Dê continuidade à entrevista abaixo sobre Turquia, Síria e Israel, partindo da última frase apresentada.
:: Trecho do documento
Como o senhor explica o presidente judeu da Ucrânia cooperar com os neonazistas em seu país?

É puramente oportunista.

Além de seus advogados franceses, você tem advogados turcos, o Presidente Erdoğan está tomando medidas para sua libertação, e os turcos admiram muito a resistência da Palestina, da qual você foi um dirigente decisivo. O presidente Erdoğan acaba de chegar estranhamente perto da entidade sionista, o que você acha?

O Presidente Erdoğan é muito inteligente. É a ele que os turcos devem sua verdadeira independência, mas a esquerda, a oposição, tem o prefeito de Istambul, Ekrem Imamoglu, como seu candidato nas próximas eleições. A política turca será sempre muito complicada. A Turquia perdeu uma grande região curda para a Síria em 1930 e o presidente Bashar al-Assad lhes deu a cidadania síria há alguns anos. Mas os curdos da Turquia votaram a favor de Erdoğan em 80%. O grande adversário de Erdoğan, Abdullah Ocallan, que é curdo, tem um sobrinho que está preso aqui há um ano na Casa Central de Poissy, que agora abriga prisioneiros com penas curtas. Eu assinei uma petição pela sua libertação. Erdoğan deve liberar Ocallan. Por outro lado, os curdos nunca conseguirão a independência. As questões de fronteira são sempre as mais imediatas, em política externa, e não se esqueça que foi a França que deu a província de Antioquia, um pedaço da Síria, aos turcos. Erdoğan continua sendo antissionista e antiamericano, mas existem duas bases da OTAN na Turquia.

Na Casa Central de Poissy, você não tem telefone celular e não tem acesso à Internet, como se mantém informado?

O cabo foi cortado, eu não recebo Telesur, nenhum canal árabe ou russo, mas tenho uma longa experiência de decifrar a mídia oficial!

Uma palavra sobre Israel?

É uma longa história, não há necessidade de atacar os judeus a todo momento. O bisavô de Bashar al-Assad pensava muito nos judeus da Palestina, ele escreveu a Léon Blum para protegê-los. Gostaria de salientar que durante a operação de Haifa de 1948, que consistiu em expulsar todos os habitantes palestinos da cidade, foi um jovem judeu que liderou a resistência.

A paz foi conquistada na Síria?

O Presidente Hafez al-Assad e sua esposa apoiaram a Palestina, e eu fui seu convidado pessoal. Mas o irmão de Hafez, Rifaat, era notoriamente corrupto, e ele havia mandado assassinar palestinos cristãos. Então dois generais vieram me dizer, com o maior respeito, que minha amizade com a Rússia era desagradável para os Estados Unidos, então eles vieram me pedir para deixar a Síria. O restabelecimento de relações diplomáticas com a Síria pelos países vizinhos é oportunista, embora a esposa do Presidente Bashar seja sunita. O Presidente Bashar permanecerá no poder por um longo tempo. Eu nunca o conheci, ao contrário de seu irmão Bassem, que era muito respeitoso. Ele foi morto em um acidente de carro em uma curva extremamente perigosa. Os israelenses estão atacando o Irã; na Síria, é o Irã que eles têm como alvo.
::::
:: Dados apresentados
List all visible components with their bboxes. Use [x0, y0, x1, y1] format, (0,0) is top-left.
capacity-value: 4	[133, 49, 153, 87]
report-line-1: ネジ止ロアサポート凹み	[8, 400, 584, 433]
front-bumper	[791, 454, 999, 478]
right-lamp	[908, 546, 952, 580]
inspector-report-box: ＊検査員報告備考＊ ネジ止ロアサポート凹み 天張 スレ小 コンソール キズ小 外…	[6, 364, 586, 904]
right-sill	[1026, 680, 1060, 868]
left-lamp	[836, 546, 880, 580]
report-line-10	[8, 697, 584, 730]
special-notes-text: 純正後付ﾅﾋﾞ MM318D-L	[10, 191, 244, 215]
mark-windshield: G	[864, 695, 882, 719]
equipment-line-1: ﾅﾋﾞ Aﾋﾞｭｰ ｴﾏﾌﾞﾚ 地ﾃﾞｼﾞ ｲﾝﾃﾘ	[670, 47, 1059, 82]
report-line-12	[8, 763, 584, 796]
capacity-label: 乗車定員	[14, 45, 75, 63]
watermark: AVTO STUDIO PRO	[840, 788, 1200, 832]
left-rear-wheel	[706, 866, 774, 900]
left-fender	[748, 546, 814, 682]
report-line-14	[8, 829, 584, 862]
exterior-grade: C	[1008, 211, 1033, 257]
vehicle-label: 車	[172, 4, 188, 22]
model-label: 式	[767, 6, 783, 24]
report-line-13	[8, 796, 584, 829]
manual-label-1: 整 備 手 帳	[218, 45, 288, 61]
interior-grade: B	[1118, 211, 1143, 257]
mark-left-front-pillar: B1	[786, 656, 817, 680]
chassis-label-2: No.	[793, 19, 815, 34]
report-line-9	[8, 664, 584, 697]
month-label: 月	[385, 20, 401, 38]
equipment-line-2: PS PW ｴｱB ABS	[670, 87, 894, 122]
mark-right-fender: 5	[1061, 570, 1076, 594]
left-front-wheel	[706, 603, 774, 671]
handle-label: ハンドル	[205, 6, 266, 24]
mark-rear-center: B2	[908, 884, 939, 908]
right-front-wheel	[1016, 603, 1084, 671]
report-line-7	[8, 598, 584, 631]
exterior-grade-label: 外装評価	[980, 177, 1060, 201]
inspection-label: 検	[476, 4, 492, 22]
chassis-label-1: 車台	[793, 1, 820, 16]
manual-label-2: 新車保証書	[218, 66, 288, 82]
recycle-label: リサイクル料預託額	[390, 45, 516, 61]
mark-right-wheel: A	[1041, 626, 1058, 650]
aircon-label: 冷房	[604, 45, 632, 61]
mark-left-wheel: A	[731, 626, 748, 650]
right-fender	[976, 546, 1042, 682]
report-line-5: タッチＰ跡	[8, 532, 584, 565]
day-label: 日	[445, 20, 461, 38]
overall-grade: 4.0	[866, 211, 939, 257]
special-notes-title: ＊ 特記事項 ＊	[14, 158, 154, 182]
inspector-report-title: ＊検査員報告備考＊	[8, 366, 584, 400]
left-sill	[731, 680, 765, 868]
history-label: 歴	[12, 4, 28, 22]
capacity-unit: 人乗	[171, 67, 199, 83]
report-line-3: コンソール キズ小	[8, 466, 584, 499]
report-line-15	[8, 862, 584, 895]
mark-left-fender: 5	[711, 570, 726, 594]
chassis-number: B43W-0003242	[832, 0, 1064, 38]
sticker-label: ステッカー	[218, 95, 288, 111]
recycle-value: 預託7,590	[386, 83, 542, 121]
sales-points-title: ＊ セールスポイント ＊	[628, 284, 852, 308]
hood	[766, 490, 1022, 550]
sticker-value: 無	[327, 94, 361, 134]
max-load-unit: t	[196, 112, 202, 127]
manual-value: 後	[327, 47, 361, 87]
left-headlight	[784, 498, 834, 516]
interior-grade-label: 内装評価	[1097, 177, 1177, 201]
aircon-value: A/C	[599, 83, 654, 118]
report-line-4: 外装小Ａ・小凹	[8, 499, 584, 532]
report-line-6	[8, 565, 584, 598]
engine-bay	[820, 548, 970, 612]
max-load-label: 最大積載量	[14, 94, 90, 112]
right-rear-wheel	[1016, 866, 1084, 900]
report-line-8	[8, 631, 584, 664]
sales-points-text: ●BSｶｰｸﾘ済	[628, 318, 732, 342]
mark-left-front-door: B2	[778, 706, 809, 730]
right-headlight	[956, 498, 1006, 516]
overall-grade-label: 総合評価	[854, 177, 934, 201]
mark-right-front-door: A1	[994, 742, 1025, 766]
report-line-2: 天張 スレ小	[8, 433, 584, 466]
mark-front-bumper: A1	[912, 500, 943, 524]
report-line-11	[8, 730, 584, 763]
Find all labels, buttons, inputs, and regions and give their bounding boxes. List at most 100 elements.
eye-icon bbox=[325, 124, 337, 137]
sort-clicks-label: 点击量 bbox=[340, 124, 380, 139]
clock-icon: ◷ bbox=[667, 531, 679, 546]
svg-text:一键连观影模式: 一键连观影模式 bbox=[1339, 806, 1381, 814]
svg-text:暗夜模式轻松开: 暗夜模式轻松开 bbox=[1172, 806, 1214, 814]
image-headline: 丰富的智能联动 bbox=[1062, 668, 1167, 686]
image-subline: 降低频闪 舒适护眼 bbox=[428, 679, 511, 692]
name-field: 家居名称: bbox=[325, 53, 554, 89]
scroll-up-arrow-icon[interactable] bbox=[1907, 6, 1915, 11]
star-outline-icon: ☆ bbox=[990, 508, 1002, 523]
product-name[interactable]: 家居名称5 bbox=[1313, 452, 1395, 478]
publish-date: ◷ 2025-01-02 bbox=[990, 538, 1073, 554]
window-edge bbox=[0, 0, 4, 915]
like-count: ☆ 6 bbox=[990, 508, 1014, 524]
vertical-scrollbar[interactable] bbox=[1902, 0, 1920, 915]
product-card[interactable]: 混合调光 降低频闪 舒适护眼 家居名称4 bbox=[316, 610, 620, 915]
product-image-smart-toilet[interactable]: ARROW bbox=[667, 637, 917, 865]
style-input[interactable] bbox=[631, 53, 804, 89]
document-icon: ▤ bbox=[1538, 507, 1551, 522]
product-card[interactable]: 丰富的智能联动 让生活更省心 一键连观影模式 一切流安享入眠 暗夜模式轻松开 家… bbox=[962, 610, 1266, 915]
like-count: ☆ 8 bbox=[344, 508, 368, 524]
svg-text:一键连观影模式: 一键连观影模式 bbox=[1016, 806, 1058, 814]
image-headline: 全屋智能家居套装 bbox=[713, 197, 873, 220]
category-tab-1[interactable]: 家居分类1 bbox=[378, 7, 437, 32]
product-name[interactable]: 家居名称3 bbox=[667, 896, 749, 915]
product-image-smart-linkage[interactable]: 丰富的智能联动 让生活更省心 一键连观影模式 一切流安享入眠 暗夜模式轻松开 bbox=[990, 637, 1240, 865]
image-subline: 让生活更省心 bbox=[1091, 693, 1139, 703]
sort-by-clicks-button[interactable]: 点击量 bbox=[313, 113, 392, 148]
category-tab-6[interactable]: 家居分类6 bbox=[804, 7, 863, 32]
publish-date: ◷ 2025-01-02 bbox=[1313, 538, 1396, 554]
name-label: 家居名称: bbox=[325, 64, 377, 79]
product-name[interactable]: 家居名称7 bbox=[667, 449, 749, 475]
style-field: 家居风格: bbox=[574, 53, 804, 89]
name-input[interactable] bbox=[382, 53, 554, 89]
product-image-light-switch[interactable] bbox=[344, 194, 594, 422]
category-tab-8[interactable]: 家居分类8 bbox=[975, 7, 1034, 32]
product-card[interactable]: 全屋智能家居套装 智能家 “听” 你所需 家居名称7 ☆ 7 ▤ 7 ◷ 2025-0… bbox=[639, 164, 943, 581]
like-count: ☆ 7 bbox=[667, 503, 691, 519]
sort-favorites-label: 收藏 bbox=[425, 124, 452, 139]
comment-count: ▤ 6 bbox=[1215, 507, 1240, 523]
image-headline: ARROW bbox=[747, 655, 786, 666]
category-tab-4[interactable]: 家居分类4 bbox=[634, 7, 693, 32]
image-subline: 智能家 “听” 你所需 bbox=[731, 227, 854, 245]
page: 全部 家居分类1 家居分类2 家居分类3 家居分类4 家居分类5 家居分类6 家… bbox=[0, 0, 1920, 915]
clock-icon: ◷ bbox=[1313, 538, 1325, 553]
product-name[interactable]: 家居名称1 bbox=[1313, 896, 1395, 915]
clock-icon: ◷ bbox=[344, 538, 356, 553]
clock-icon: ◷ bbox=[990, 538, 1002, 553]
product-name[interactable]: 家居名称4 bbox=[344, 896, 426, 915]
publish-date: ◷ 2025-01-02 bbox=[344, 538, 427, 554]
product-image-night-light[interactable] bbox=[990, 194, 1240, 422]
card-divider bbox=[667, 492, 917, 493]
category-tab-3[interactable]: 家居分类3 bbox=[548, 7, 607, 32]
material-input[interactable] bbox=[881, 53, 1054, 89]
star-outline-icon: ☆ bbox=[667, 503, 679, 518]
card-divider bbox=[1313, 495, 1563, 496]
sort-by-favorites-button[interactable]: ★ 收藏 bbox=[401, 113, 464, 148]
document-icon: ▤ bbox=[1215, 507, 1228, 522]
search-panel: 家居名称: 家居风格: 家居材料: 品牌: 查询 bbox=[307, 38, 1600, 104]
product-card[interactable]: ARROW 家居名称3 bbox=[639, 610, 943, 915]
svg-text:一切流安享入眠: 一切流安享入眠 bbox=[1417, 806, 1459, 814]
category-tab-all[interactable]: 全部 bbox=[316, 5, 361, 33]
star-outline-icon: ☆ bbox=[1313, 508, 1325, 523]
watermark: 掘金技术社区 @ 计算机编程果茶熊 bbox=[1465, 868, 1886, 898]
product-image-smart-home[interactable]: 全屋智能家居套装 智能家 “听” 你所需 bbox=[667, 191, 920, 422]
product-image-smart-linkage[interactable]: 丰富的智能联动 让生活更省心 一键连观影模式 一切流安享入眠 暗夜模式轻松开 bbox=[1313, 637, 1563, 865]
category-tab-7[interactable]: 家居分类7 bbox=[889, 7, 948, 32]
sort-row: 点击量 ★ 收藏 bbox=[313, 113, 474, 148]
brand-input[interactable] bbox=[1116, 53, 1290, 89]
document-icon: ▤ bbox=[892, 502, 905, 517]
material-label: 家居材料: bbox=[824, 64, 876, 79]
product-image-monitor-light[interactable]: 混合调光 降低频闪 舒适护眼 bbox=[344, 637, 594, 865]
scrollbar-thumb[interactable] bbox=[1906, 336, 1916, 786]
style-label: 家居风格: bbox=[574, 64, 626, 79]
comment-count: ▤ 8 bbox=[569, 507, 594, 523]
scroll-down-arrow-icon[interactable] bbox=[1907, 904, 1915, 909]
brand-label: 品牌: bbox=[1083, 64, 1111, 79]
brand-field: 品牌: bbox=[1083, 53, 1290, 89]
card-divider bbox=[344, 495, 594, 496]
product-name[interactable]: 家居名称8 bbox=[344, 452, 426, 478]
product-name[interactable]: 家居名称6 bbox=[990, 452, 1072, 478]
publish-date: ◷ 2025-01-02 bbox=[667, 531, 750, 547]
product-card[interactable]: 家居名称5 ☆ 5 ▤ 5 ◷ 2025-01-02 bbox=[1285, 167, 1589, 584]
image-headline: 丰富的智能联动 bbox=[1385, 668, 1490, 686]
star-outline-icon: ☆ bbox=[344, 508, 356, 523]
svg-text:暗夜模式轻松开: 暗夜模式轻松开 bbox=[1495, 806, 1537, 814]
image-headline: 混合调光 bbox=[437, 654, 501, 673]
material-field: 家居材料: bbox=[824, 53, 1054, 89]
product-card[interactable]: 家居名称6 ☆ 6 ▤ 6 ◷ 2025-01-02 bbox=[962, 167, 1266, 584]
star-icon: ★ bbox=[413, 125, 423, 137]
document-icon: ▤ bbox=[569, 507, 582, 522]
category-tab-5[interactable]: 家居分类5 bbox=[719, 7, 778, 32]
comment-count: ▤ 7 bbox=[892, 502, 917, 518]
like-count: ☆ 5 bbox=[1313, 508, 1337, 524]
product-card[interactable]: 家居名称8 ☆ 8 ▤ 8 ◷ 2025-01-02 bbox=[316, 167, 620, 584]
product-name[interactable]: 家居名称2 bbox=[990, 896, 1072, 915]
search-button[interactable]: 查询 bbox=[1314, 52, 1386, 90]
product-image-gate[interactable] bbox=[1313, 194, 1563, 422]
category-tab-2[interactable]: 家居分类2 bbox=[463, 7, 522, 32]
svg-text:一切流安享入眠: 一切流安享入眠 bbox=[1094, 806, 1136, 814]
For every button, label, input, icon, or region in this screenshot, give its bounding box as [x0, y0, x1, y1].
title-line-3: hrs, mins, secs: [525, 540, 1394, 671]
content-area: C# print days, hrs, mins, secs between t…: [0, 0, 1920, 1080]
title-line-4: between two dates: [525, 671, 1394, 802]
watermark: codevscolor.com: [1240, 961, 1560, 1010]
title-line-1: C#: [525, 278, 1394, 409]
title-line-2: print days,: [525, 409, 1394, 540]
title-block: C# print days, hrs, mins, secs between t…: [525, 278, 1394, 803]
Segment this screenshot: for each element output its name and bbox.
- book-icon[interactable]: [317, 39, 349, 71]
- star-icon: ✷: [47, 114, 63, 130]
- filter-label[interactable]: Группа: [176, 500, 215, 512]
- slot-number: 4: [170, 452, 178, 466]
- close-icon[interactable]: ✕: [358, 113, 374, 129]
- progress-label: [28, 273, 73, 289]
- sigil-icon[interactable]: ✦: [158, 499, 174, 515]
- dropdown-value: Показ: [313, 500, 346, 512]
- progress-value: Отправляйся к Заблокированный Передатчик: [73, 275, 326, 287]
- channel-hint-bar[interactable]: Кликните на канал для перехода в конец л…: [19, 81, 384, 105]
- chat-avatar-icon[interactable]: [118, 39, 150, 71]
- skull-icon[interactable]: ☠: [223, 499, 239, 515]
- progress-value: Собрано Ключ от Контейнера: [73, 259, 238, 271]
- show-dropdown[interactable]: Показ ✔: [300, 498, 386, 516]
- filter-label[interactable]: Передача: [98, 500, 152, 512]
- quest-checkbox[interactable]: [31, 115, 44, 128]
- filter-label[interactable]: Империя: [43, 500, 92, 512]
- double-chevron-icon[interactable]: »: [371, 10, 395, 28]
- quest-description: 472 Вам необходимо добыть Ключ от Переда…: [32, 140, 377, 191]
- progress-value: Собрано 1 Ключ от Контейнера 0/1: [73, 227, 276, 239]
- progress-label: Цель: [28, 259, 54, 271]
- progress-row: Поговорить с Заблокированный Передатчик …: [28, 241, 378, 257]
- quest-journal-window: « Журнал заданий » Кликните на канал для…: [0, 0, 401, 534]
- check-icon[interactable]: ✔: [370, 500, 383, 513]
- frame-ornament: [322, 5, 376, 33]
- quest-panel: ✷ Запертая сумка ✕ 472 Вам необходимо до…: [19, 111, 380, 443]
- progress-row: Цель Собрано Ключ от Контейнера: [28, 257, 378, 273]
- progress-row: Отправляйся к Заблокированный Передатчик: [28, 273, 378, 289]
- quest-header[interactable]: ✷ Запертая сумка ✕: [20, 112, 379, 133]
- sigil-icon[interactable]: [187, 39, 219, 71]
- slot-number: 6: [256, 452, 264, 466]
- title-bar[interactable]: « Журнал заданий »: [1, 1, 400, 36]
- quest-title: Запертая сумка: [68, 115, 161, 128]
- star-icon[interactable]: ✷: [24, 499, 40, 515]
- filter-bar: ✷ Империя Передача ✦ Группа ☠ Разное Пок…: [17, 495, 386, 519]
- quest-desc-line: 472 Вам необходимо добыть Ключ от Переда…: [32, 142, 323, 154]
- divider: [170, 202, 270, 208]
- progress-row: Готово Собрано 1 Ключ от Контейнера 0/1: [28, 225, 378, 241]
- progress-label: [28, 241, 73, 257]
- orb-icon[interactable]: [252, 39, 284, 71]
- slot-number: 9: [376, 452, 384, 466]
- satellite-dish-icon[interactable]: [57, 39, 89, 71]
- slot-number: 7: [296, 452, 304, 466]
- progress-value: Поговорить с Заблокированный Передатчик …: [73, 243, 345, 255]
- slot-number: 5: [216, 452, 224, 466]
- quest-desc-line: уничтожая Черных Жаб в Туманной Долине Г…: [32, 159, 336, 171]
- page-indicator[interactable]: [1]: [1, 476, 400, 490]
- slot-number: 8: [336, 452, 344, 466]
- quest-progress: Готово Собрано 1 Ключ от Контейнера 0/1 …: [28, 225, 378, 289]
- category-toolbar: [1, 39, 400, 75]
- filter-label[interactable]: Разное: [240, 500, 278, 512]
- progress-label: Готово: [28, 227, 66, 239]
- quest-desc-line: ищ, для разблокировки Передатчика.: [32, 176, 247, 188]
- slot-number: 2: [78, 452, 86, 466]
::::
Resposta ao exercício =>
O que você conta dos países árabes?

Quanto ao rei Hussein da Jordânia, organizei três ataques contra ele, primeiro em Amã, mas ele se defendeu com grande coragem, depois na Áustria, o terceiro na França. Apesar disso, ele convidou todos os líderes da resistência palestina, incluindo George Habash. Os países árabes mais fortes na resistência são a Argélia e a Tunísia.

Lembre-nos de como você se tornou um prisioneiro na França.

No Sudão, os comunistas não queriam reconhecer Israel, mas o governo recebeu 50 milhões de dólares dos EUA para me entregar à França, e foi Charles Pasqua quem organizou a operação para me capturar em 14 de agosto de 1994. Os EUA também ofereceram US$ 50 milhões à Arábia Saudita para capturar Osama bin Laden, mas ela recusou e ele foi para o Paquistão. Falando do Paquistão, o plano de atacar o World Trade Center foi ideia do filho do presidente paquistanês Zufilkar Bhutto, que foi a primeira pessoa a me falar sobre isso. Como seu pai, sua irmã Benazir e seu irmão, ele foi assassinado. Agora o Paquistão está do lado da OTAN, mas a Índia está tentando manter boas relações com o Irã, a China e a Rússia. A propósito, o primeiro ministro indiano Rajiv Gandhi me convidou para um encontro, mas ele foi morto em 1991.

Qual a sua opinião sobre outras questões atuais?

Na disputa sobre Taiwan, a China vencerá, mas isso levará tempo.
A Europa está desaparecendo, a Rússia é o maior país do mundo, e não haverá guerra nuclear. Eu nunca conheci Vladimir Putin, mas ele permanece leal à União Soviética.

A Europa Oriental voltar-se-á novamente para a Rússia e ganhará com isso: a Hungria e a Sérvia já o fizeram. A Bulgária seguirá. A Romênia ajudou muito a Palestina e era respeitada em todo o mundo na época de Ceausescu; agora está sendo tratada como lixo… Na Alemanha Oriental, a vida ainda é melhor do que no Ocidente. A Alemanha vai ter um presidente nacionalista, porque o regime atual não pode durar, e ela deve reconquistar sua independência.

No Japão, o grande ativista Fusako Shigenobu, fundador e líder do Exército Vermelho, acaba de ser libertado após vinte anos de prisão. O outro nome desta organização revolucionária e pró-Palestina era Brigada Internacional Anti-Imperialista, eu me lembro. O Japão tem problemas de fronteira com a Coreia e com a China, enquanto esse país estiver militarmente ocupado, não pode fazer muito.

A aliança entre a China e a Rússia é forte. O petróleo iraniano agora flui livremente entre os dois países. A China é a principal potência econômica mundial e a segunda maior potência militar, juntamente com a Rússia.

E para a França, qual é o futuro?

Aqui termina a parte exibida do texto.